**Directive**.
Sift the listing for lines that hold the string "this" and pull them out.
>> Start
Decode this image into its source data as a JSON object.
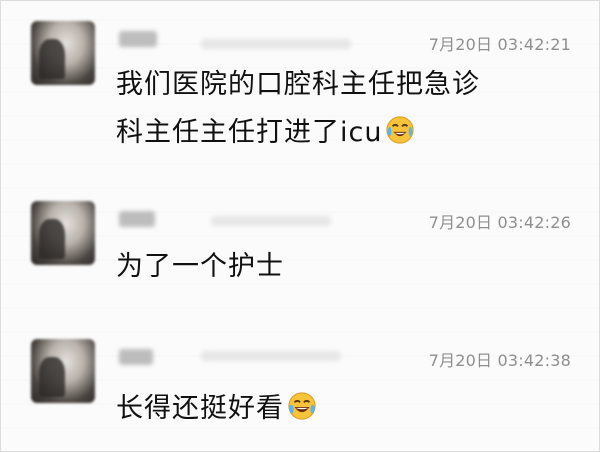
{
  "messages": [
    {
      "sender": "昵称",
      "time": "7月20日 03:42:21",
      "lines": [
        "我们医院的口腔科主任把急诊",
        "科主任主任打进了icu"
      ],
      "emoji": "laughing-crying-emoji"
    },
    {
      "sender": "昵称",
      "time": "7月20日 03:42:26",
      "lines": [
        "为了一个护士"
      ],
      "emoji": ""
    },
    {
      "sender": "昵称",
      "time": "7月20日 03:42:38",
      "lines": [
        "长得还挺好看"
      ],
      "emoji": "tears-of-joy-emoji"
    }
  ],
  "colors": {
    "timestamp": "#8f8f8f",
    "text": "#111111",
    "background": "#fbfbfb",
    "emoji_face": "#f6c33b"
  }
}
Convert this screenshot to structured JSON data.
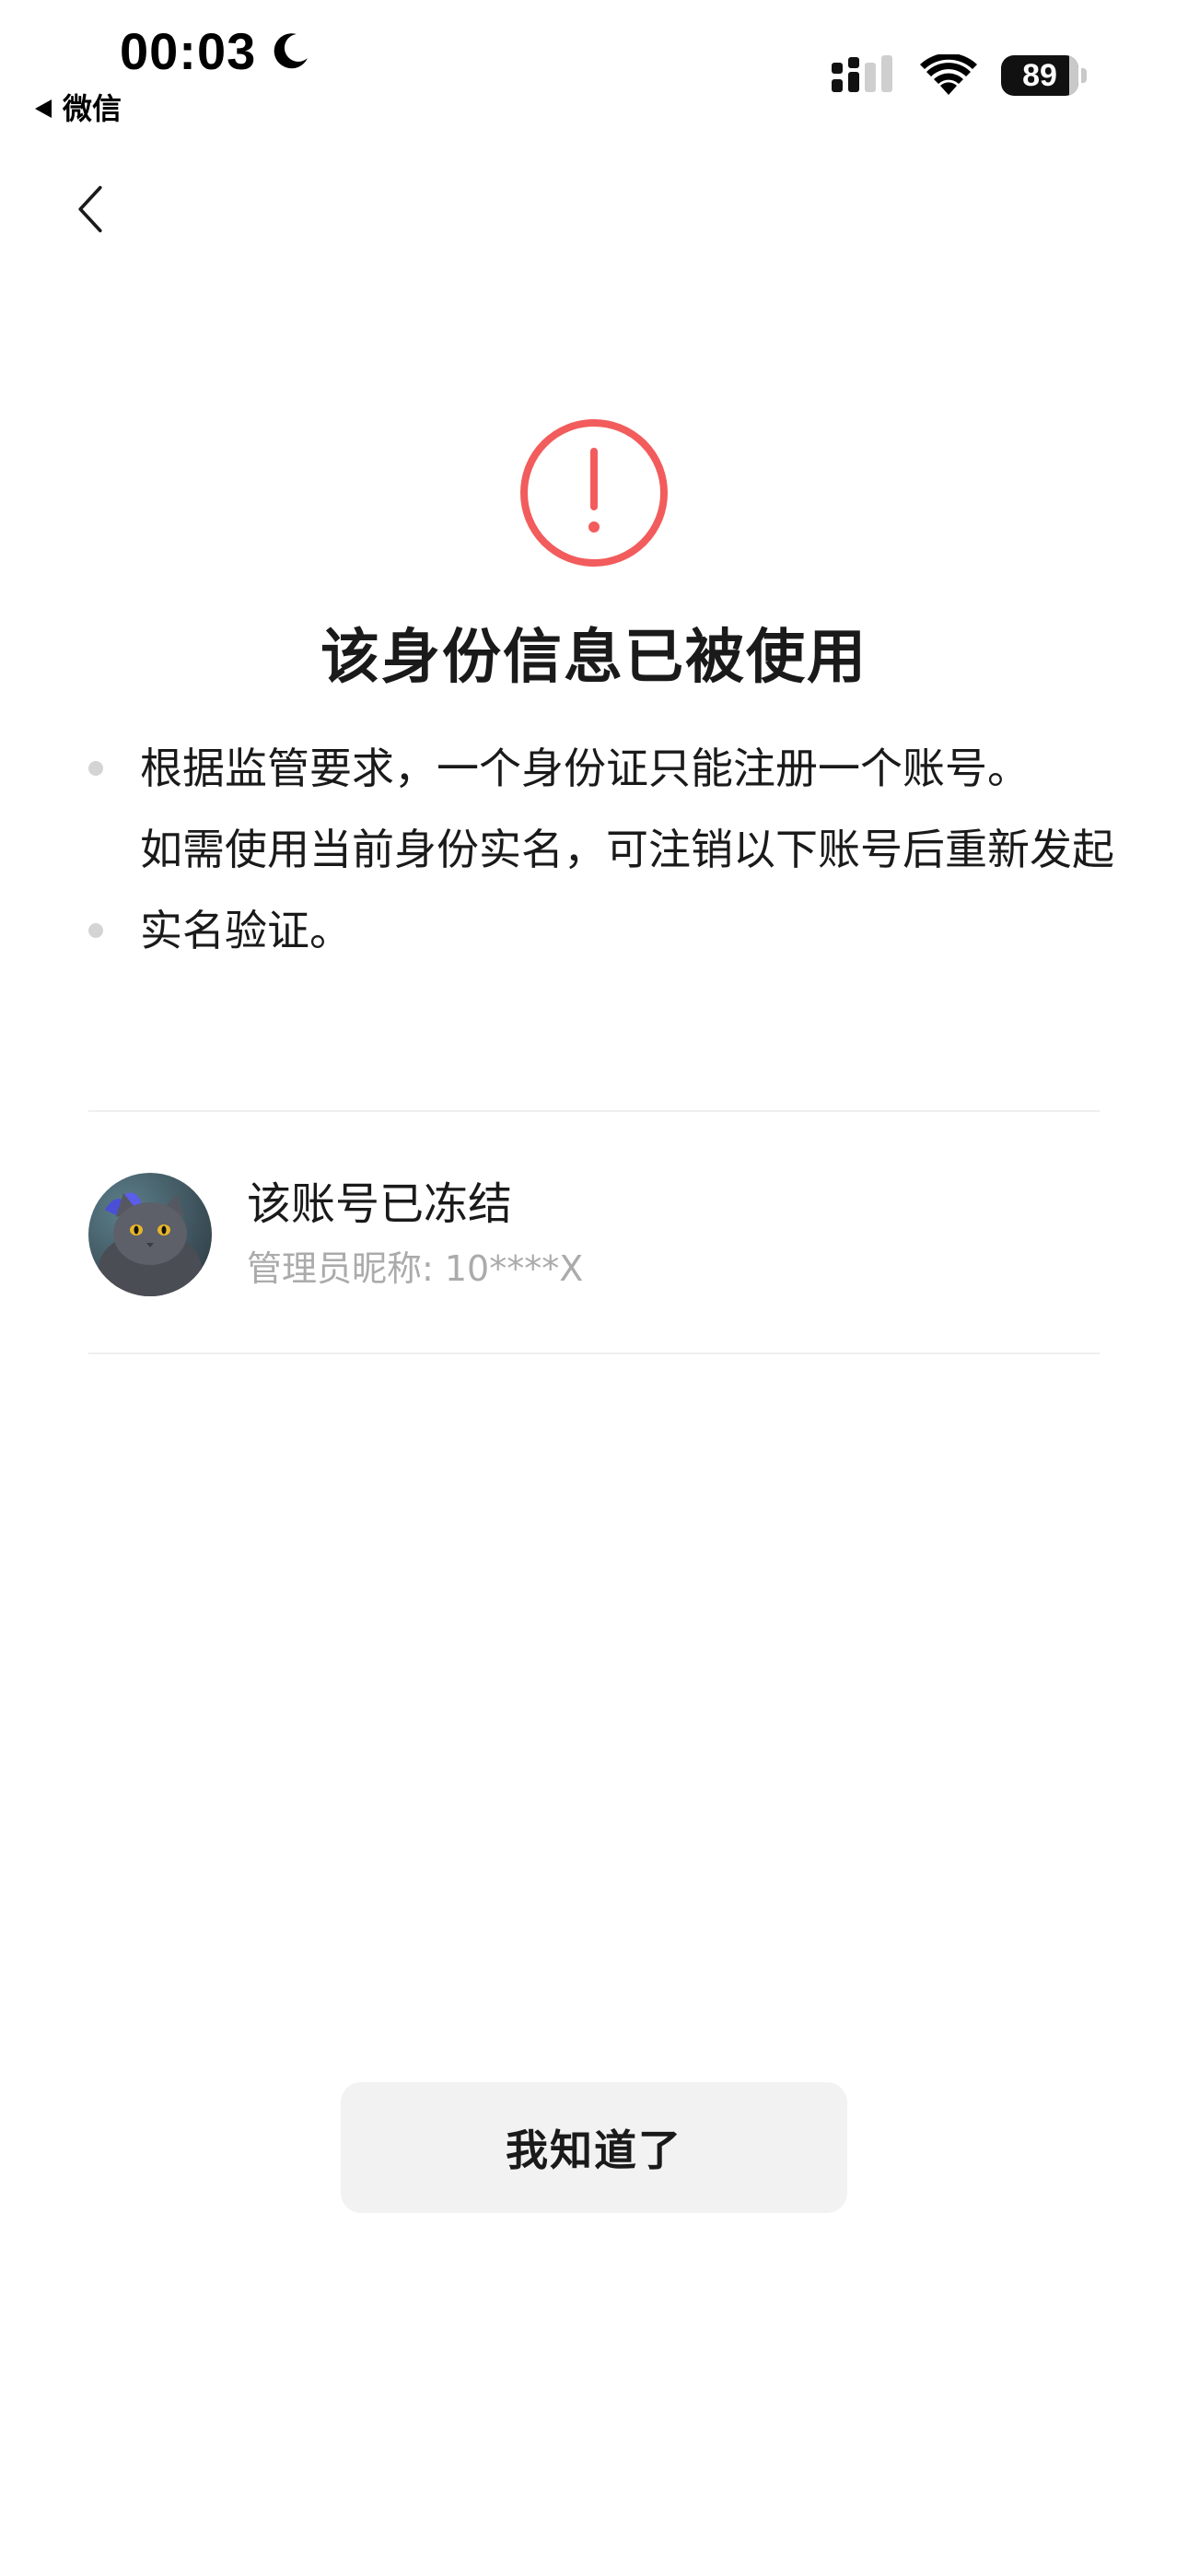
{
  "status_bar": {
    "time": "00:03",
    "back_app_label": "微信",
    "battery_level": "89",
    "icons": [
      "moon-icon",
      "signal-icon",
      "wifi-icon",
      "battery-icon"
    ]
  },
  "nav": {
    "back_icon": "chevron-left-icon"
  },
  "notice": {
    "icon": "exclamation-circle-icon",
    "icon_color": "#F25C5C",
    "title": "该身份信息已被使用",
    "items": [
      "根据监管要求，一个身份证只能注册一个账号。",
      "如需使用当前身份实名，可注销以下账号后重新发起实名验证。"
    ]
  },
  "account": {
    "avatar": "cat-avatar",
    "name": "该账号已冻结",
    "admin_nickname": "管理员昵称: 10****X"
  },
  "button": {
    "label": "我知道了",
    "background": "#F2F2F2"
  }
}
>> End
**Output of the task**.
Decode this image into its source data as a JSON object.
Convert this screenshot to structured JSON data.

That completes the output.